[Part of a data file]
——————————

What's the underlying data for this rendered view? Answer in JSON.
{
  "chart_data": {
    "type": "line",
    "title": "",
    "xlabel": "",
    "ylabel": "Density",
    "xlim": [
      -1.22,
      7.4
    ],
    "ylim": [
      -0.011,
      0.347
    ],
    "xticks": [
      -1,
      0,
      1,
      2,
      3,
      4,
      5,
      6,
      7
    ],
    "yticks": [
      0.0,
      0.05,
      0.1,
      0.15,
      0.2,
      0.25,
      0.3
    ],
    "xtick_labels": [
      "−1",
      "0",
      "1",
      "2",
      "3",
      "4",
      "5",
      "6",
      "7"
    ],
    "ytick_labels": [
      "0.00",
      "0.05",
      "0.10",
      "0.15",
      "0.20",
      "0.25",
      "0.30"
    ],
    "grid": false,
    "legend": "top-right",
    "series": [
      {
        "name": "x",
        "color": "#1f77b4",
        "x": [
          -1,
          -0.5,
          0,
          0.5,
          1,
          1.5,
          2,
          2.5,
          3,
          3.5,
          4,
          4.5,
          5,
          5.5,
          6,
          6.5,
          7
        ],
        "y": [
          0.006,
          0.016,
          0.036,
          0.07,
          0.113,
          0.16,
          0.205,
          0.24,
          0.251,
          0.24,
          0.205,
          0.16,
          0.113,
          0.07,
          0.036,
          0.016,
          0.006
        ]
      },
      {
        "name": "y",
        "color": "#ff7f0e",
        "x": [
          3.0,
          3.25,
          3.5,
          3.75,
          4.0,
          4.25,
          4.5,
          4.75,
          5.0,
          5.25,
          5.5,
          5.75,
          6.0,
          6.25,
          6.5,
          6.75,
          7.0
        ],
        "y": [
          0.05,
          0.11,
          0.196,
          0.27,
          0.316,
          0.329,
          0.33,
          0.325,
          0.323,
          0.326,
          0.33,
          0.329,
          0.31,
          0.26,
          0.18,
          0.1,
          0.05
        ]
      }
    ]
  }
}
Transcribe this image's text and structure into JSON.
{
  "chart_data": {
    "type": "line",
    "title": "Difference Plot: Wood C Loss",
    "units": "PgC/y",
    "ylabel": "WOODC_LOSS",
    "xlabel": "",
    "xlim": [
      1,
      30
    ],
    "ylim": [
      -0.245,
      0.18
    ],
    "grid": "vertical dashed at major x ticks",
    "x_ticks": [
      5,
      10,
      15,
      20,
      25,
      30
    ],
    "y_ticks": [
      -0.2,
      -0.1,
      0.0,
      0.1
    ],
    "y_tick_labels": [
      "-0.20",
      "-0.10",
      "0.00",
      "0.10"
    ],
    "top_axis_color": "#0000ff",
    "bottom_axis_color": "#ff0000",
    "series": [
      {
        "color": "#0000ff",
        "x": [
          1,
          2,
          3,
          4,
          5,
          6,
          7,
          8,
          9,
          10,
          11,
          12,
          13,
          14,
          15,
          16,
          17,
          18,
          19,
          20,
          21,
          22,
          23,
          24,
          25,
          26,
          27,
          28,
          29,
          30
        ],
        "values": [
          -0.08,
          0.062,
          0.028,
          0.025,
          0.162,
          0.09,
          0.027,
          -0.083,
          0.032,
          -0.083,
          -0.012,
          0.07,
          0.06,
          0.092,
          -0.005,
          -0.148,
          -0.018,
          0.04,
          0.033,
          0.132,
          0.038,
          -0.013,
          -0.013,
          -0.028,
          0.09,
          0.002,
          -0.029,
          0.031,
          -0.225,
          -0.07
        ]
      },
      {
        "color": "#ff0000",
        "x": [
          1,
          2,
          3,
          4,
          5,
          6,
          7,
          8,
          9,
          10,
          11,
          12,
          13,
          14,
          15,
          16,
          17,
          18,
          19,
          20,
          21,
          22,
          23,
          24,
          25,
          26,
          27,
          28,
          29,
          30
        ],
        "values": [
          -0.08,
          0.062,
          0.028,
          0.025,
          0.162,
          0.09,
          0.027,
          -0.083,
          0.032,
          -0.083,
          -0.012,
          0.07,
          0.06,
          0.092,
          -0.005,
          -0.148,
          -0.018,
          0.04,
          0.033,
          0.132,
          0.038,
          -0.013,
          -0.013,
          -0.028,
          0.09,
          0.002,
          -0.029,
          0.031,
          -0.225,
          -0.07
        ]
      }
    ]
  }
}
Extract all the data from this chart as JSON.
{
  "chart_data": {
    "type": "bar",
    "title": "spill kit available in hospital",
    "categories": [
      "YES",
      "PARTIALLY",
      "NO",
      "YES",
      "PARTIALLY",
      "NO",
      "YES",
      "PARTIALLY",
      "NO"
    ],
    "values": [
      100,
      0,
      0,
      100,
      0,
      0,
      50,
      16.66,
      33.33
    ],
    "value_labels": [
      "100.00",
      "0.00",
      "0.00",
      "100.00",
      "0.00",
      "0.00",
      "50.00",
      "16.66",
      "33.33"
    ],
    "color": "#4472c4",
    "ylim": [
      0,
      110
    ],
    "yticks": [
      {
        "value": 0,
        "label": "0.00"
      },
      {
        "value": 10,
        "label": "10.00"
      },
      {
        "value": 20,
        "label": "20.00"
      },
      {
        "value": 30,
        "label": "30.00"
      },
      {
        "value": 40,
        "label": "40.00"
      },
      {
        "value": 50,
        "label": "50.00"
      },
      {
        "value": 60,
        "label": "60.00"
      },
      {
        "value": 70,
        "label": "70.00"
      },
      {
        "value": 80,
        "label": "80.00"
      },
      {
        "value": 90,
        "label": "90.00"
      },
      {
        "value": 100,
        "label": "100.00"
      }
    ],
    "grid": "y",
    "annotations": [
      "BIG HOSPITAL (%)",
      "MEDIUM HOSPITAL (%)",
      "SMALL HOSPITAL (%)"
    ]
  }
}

——————————

▶ **What is required**
Copy in full each line that holds the word "JSON".

▶ **The response**
What's the underlying data for this rendered view? Answer in JSON.
Transcribe this image's text and structure into JSON.
Extract all the data from this chart as JSON.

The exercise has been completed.